_The problem_
Transcribe each line exactly.

_Provided entries_
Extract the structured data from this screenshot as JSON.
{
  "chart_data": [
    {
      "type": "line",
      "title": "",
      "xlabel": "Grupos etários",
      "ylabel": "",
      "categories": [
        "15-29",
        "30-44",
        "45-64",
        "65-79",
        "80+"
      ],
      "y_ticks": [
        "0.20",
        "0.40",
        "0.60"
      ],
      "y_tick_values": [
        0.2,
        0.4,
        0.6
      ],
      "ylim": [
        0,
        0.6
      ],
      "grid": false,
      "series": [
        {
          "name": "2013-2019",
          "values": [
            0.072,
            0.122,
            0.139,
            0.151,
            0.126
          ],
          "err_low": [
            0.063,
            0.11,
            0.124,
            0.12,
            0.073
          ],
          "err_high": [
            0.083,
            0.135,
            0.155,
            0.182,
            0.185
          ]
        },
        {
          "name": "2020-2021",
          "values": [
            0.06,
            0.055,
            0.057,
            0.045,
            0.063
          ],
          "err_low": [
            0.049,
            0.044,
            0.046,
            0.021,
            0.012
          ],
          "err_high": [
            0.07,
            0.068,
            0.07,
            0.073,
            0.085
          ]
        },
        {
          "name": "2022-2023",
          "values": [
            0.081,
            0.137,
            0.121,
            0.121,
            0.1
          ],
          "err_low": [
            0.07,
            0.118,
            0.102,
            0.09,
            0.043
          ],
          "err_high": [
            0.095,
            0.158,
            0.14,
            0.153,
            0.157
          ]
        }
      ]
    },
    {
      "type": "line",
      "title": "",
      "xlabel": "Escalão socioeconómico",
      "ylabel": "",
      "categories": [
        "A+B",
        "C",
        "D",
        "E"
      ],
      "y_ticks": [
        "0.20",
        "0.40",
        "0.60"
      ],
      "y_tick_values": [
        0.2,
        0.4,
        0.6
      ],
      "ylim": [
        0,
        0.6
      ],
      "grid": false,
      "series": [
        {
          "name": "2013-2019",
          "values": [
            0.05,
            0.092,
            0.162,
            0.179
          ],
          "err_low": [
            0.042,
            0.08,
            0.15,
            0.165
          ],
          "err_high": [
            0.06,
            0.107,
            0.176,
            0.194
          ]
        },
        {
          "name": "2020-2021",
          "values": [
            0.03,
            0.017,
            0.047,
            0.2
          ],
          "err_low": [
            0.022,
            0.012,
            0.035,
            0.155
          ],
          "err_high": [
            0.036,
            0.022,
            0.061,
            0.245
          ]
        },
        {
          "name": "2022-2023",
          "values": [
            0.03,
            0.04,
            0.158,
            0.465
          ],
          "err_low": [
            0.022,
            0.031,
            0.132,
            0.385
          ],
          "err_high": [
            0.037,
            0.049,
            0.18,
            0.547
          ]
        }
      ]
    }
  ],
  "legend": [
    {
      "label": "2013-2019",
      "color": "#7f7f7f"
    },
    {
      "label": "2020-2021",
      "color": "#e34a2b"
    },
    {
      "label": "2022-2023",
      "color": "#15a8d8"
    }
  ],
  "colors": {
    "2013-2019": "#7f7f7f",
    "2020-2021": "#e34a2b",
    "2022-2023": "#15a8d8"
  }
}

_Right answer_
Extract the structured data from this screenshot as JSON.
{
  "chart_data": [
    {
      "type": "line",
      "title": "",
      "xlabel": "Grupos etários",
      "ylabel": "",
      "categories": [
        "15-29",
        "30-44",
        "45-64",
        "65-79",
        "80+"
      ],
      "y_ticks": [
        "0.20",
        "0.40",
        "0.60"
      ],
      "y_tick_values": [
        0.2,
        0.4,
        0.6
      ],
      "ylim": [
        0,
        0.6
      ],
      "grid": false,
      "series": [
        {
          "name": "2013-2019",
          "values": [
            0.072,
            0.122,
            0.139,
            0.151,
            0.126
          ],
          "err_low": [
            0.063,
            0.11,
            0.124,
            0.12,
            0.073
          ],
          "err_high": [
            0.083,
            0.135,
            0.155,
            0.182,
            0.185
          ]
        },
        {
          "name": "2020-2021",
          "values": [
            0.06,
            0.055,
            0.057,
            0.045,
            0.063
          ],
          "err_low": [
            0.049,
            0.044,
            0.046,
            0.021,
            0.012
          ],
          "err_high": [
            0.07,
            0.068,
            0.07,
            0.073,
            0.085
          ]
        },
        {
          "name": "2022-2023",
          "values": [
            0.081,
            0.137,
            0.121,
            0.121,
            0.1
          ],
          "err_low": [
            0.07,
            0.118,
            0.102,
            0.09,
            0.043
          ],
          "err_high": [
            0.095,
            0.158,
            0.14,
            0.153,
            0.157
          ]
        }
      ]
    },
    {
      "type": "line",
      "title": "",
      "xlabel": "Escalão socioeconómico",
      "ylabel": "",
      "categories": [
        "A+B",
        "C",
        "D",
        "E"
      ],
      "y_ticks": [
        "0.20",
        "0.40",
        "0.60"
      ],
      "y_tick_values": [
        0.2,
        0.4,
        0.6
      ],
      "ylim": [
        0,
        0.6
      ],
      "grid": false,
      "series": [
        {
          "name": "2013-2019",
          "values": [
            0.05,
            0.092,
            0.162,
            0.179
          ],
          "err_low": [
            0.042,
            0.08,
            0.15,
            0.165
          ],
          "err_high": [
            0.06,
            0.107,
            0.176,
            0.194
          ]
        },
        {
          "name": "2020-2021",
          "values": [
            0.03,
            0.017,
            0.047,
            0.2
          ],
          "err_low": [
            0.022,
            0.012,
            0.035,
            0.155
          ],
          "err_high": [
            0.036,
            0.022,
            0.061,
            0.245
          ]
        },
        {
          "name": "2022-2023",
          "values": [
            0.03,
            0.04,
            0.158,
            0.465
          ],
          "err_low": [
            0.022,
            0.031,
            0.132,
            0.385
          ],
          "err_high": [
            0.037,
            0.049,
            0.18,
            0.547
          ]
        }
      ]
    }
  ],
  "legend": [
    {
      "label": "2013-2019",
      "color": "#7f7f7f"
    },
    {
      "label": "2020-2021",
      "color": "#e34a2b"
    },
    {
      "label": "2022-2023",
      "color": "#15a8d8"
    }
  ],
  "colors": {
    "2013-2019": "#7f7f7f",
    "2020-2021": "#e34a2b",
    "2022-2023": "#15a8d8"
  }
}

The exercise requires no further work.